* START PROVIDED RECORDS *

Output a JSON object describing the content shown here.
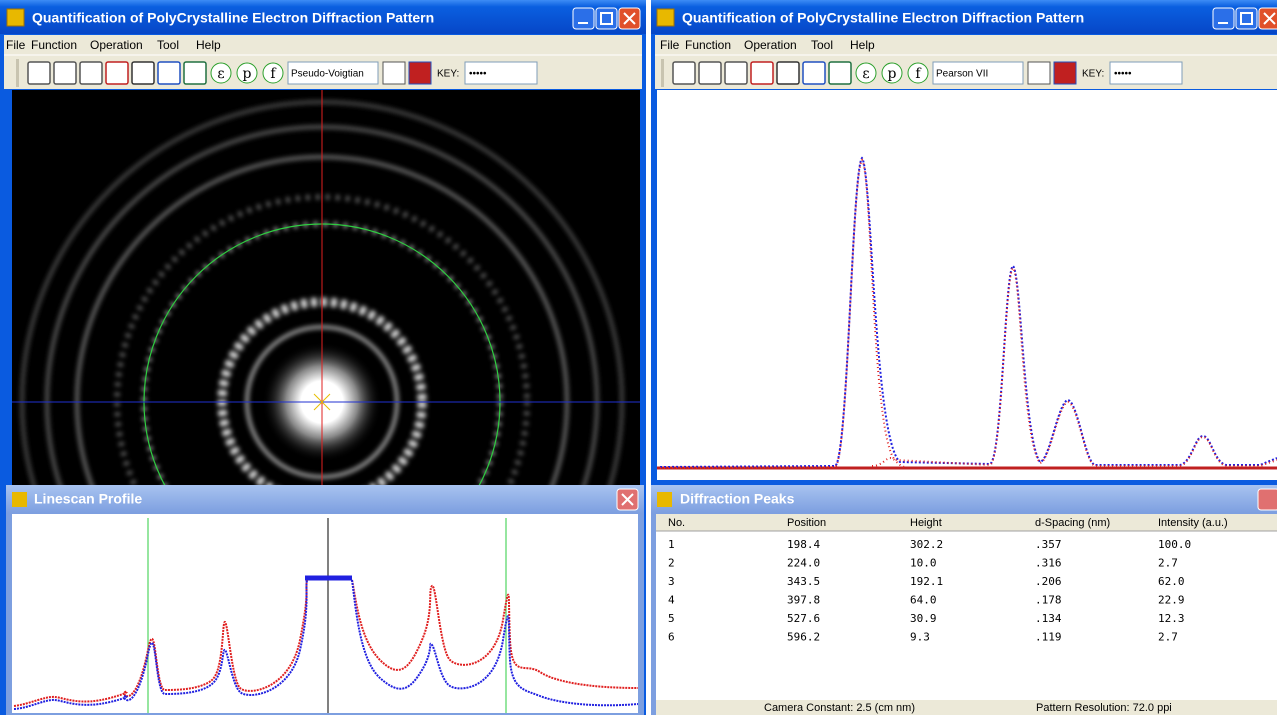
{
  "left_window": {
    "title": "Quantification of PolyCrystalline Electron Diffraction Pattern",
    "menu": [
      "File",
      "Function",
      "Operation",
      "Tool",
      "Help"
    ],
    "toolbar": {
      "symbols": [
        "ε",
        "p",
        "f"
      ],
      "fit_function": "Pseudo-Voigtian",
      "key_label": "KEY:",
      "key_value": "•••••"
    }
  },
  "linescan": {
    "title": "Linescan Profile"
  },
  "right_window": {
    "title": "Quantification of PolyCrystalline Electron Diffraction Pattern",
    "menu": [
      "File",
      "Function",
      "Operation",
      "Tool",
      "Help"
    ],
    "toolbar": {
      "symbols": [
        "ε",
        "p",
        "f"
      ],
      "fit_function": "Pearson VII",
      "key_label": "KEY:",
      "key_value": "•••••"
    }
  },
  "peaks": {
    "title": "Diffraction Peaks",
    "columns": [
      "No.",
      "Position",
      "Height",
      "d-Spacing (nm)",
      "Intensity (a.u.)"
    ],
    "rows": [
      [
        "1",
        "198.4",
        "302.2",
        ".357",
        "100.0"
      ],
      [
        "2",
        "224.0",
        "10.0",
        ".316",
        "2.7"
      ],
      [
        "3",
        "343.5",
        "192.1",
        ".206",
        "62.0"
      ],
      [
        "4",
        "397.8",
        "64.0",
        ".178",
        "22.9"
      ],
      [
        "5",
        "527.6",
        "30.9",
        ".134",
        "12.3"
      ],
      [
        "6",
        "596.2",
        "9.3",
        ".119",
        "2.7"
      ]
    ],
    "status": [
      "Camera Constant: 2.5 (cm nm)",
      "Pattern Resolution: 72.0 ppi"
    ]
  }
}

* END PROVIDED RECORDS *

*EXERCISE DIRECTIONS:* Return the whole listing, word for word, and leave out every picture.

*TASK SOLUTION:*
Output a JSON object describing the content shown here.
{
  "left_window": {
    "title": "Quantification of PolyCrystalline Electron Diffraction Pattern",
    "menu": [
      "File",
      "Function",
      "Operation",
      "Tool",
      "Help"
    ],
    "toolbar": {
      "symbols": [
        "ε",
        "p",
        "f"
      ],
      "fit_function": "Pseudo-Voigtian",
      "key_label": "KEY:",
      "key_value": "•••••"
    }
  },
  "linescan": {
    "title": "Linescan Profile"
  },
  "right_window": {
    "title": "Quantification of PolyCrystalline Electron Diffraction Pattern",
    "menu": [
      "File",
      "Function",
      "Operation",
      "Tool",
      "Help"
    ],
    "toolbar": {
      "symbols": [
        "ε",
        "p",
        "f"
      ],
      "fit_function": "Pearson VII",
      "key_label": "KEY:",
      "key_value": "•••••"
    }
  },
  "peaks": {
    "title": "Diffraction Peaks",
    "columns": [
      "No.",
      "Position",
      "Height",
      "d-Spacing (nm)",
      "Intensity (a.u.)"
    ],
    "rows": [
      [
        "1",
        "198.4",
        "302.2",
        ".357",
        "100.0"
      ],
      [
        "2",
        "224.0",
        "10.0",
        ".316",
        "2.7"
      ],
      [
        "3",
        "343.5",
        "192.1",
        ".206",
        "62.0"
      ],
      [
        "4",
        "397.8",
        "64.0",
        ".178",
        "22.9"
      ],
      [
        "5",
        "527.6",
        "30.9",
        ".134",
        "12.3"
      ],
      [
        "6",
        "596.2",
        "9.3",
        ".119",
        "2.7"
      ]
    ],
    "status": [
      "Camera Constant: 2.5 (cm nm)",
      "Pattern Resolution: 72.0 ppi"
    ]
  }
}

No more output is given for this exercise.